* RECORDS SUPPLIED:
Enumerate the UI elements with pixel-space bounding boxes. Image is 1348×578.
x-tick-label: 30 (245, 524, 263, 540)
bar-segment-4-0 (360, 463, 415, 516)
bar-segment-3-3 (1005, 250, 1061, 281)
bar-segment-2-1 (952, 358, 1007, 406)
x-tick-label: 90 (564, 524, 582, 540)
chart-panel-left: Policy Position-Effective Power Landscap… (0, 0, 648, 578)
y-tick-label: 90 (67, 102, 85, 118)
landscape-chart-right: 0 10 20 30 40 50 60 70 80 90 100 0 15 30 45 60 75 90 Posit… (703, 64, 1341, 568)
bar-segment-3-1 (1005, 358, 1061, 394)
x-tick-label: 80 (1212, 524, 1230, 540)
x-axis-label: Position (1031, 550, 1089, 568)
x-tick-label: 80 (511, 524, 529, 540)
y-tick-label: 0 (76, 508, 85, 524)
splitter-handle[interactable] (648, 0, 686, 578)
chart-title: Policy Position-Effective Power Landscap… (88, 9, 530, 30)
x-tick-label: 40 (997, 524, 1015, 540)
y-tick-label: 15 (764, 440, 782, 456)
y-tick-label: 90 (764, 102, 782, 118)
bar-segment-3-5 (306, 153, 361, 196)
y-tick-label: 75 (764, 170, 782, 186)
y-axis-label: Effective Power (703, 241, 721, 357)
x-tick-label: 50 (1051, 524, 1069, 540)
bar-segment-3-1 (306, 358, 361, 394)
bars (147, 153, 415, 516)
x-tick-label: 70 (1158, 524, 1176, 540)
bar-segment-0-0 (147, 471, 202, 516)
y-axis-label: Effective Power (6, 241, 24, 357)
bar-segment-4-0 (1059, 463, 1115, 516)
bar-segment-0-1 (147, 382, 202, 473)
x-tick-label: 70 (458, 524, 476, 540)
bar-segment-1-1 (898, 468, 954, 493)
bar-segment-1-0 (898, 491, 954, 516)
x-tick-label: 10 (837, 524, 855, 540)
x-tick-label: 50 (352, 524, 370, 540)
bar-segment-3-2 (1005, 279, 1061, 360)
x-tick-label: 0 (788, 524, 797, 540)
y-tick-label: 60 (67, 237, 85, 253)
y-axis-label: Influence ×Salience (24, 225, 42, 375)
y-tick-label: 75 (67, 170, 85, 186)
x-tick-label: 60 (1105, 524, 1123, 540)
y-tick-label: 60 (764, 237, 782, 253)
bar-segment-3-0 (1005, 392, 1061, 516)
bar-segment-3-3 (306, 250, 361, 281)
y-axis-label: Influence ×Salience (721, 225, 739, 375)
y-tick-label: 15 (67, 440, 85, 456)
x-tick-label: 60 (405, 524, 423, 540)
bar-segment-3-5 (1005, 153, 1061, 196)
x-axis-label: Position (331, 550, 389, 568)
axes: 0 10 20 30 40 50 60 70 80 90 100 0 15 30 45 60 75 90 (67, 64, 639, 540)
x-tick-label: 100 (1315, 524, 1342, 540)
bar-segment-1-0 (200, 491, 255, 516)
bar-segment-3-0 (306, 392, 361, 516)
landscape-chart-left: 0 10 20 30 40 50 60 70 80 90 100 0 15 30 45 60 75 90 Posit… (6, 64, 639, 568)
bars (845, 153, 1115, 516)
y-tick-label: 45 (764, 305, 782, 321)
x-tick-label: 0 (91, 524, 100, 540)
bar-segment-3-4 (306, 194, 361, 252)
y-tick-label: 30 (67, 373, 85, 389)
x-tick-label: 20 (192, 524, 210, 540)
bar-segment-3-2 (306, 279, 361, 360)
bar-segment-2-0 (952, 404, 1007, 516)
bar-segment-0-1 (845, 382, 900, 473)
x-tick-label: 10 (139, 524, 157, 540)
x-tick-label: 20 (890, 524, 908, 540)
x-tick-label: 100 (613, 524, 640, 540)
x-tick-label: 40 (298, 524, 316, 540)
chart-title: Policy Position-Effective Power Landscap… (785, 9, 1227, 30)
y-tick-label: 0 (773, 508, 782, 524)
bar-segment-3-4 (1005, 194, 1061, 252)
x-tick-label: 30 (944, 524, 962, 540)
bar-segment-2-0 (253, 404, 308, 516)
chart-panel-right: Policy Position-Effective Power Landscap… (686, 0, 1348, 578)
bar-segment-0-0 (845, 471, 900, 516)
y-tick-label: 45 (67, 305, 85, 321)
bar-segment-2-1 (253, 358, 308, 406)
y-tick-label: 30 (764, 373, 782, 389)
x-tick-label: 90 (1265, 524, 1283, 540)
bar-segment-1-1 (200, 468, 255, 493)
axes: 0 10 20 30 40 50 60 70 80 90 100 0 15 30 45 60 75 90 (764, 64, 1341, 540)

* DIRECTION: Please copy out the entries from the start of the list through the line that contains "landscape-chart-right: 0 10", with that line included.

* EXPECTED OUTPUT:
Enumerate the UI elements with pixel-space bounding boxes. Image is 1348×578.
x-tick-label: 30 (245, 524, 263, 540)
bar-segment-4-0 (360, 463, 415, 516)
bar-segment-3-3 (1005, 250, 1061, 281)
bar-segment-2-1 (952, 358, 1007, 406)
x-tick-label: 90 (564, 524, 582, 540)
chart-panel-left: Policy Position-Effective Power Landscap… (0, 0, 648, 578)
y-tick-label: 90 (67, 102, 85, 118)
landscape-chart-right: 0 10 20 30 40 50 60 70 80 90 100 0 15 30 45 60 75 90 Posit… (703, 64, 1341, 568)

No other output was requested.